• [TASK DESCRIPTION] Give an exact transcription of every line, dropping the images.
Start ENTRIES
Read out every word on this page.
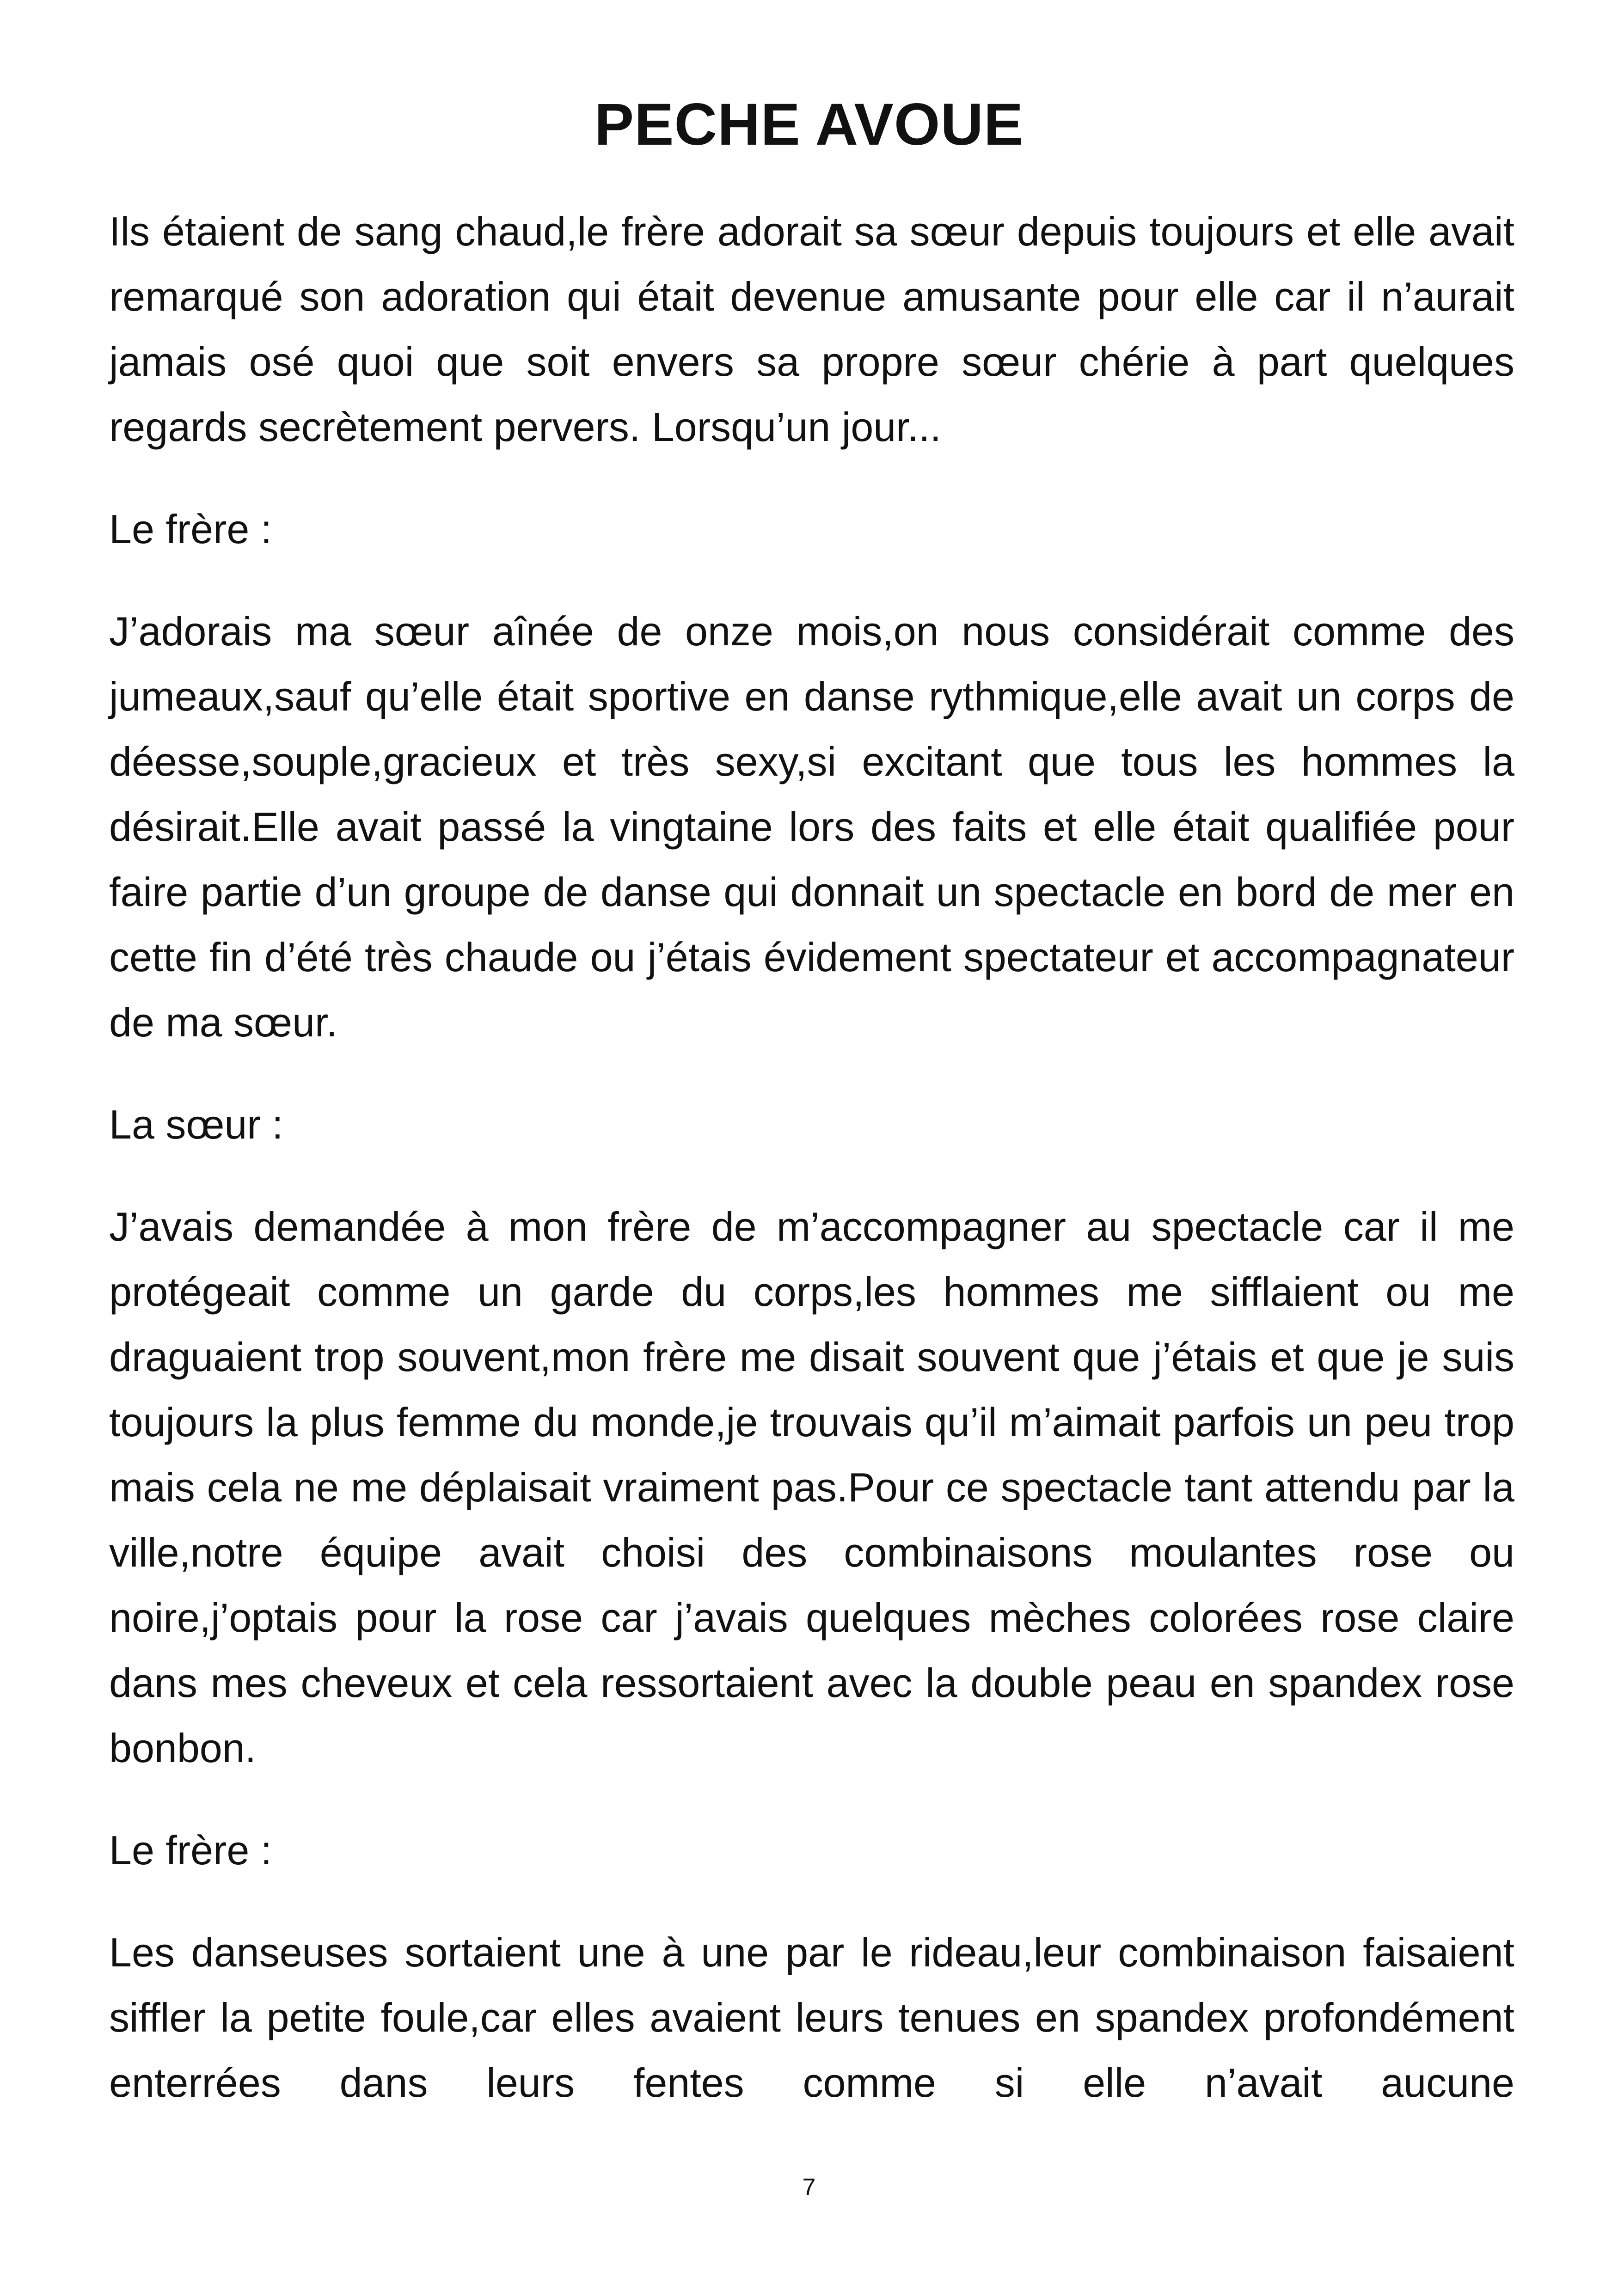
PECHE AVOUE

Ils étaient de sang chaud,le frère adorait sa sœur depuis toujours et elle avait remarqué son adoration qui était devenue amusante pour elle car il n’aurait jamais osé quoi que soit envers sa propre sœur chérie à part quelques regards secrètement pervers. Lorsqu’un jour...

Le frère :

J’adorais ma sœur aînée de onze mois,on nous considérait comme des jumeaux,sauf qu’elle était sportive en danse rythmique,elle avait un corps de déesse,souple,gracieux et très sexy,si excitant que tous les hommes la désirait.Elle avait passé la vingtaine lors des faits et elle était qualifiée pour faire partie d’un groupe de danse qui donnait un spectacle en bord de mer en cette fin d’été très chaude ou j’étais évidement spectateur et accompagnateur de ma sœur.

La sœur :

J’avais demandée à mon frère de m’accompagner au spectacle car il me protégeait comme un garde du corps,les hommes me sifflaient ou me draguaient trop souvent,mon frère me disait souvent que j’étais et que je suis toujours la plus femme du monde,je trouvais qu’il m’aimait parfois un peu trop mais cela ne me déplaisait vraiment pas.Pour ce spectacle tant attendu par la ville,notre équipe avait choisi des combinaisons moulantes rose ou noire,j’optais pour la rose car j’avais quelques mèches colorées rose claire dans mes cheveux et cela ressortaient avec la double peau en spandex rose bonbon.

Le frère :

Les danseuses sortaient une à une par le rideau,leur combinaison faisaient siffler la petite foule,car elles avaient leurs tenues en spandex profondément enterrées dans leurs fentes comme si elle n’avait aucune

7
End ENTRIES
• [SOLVED PROBLEM]
Read out every word on this page.
PECHE AVOUE

Ils étaient de sang chaud,le frère adorait sa sœur depuis toujours et elle avait remarqué son adoration qui était devenue amusante pour elle car il n’aurait jamais osé quoi que soit envers sa propre sœur chérie à part quelques regards secrètement pervers. Lorsqu’un jour...

Le frère :

J’adorais ma sœur aînée de onze mois,on nous considérait comme des jumeaux,sauf qu’elle était sportive en danse rythmique,elle avait un corps de déesse,souple,gracieux et très sexy,si excitant que tous les hommes la désirait.Elle avait passé la vingtaine lors des faits et elle était qualifiée pour faire partie d’un groupe de danse qui donnait un spectacle en bord de mer en cette fin d’été très chaude ou j’étais évidement spectateur et accompagnateur de ma sœur.

La sœur :

J’avais demandée à mon frère de m’accompagner au spectacle car il me protégeait comme un garde du corps,les hommes me sifflaient ou me draguaient trop souvent,mon frère me disait souvent que j’étais et que je suis toujours la plus femme du monde,je trouvais qu’il m’aimait parfois un peu trop mais cela ne me déplaisait vraiment pas.Pour ce spectacle tant attendu par la ville,notre équipe avait choisi des combinaisons moulantes rose ou noire,j’optais pour la rose car j’avais quelques mèches colorées rose claire dans mes cheveux et cela ressortaient avec la double peau en spandex rose bonbon.

Le frère :

Les danseuses sortaient une à une par le rideau,leur combinaison faisaient siffler la petite foule,car elles avaient leurs tenues en spandex profondément enterrées dans leurs fentes comme si elle n’avait aucune

7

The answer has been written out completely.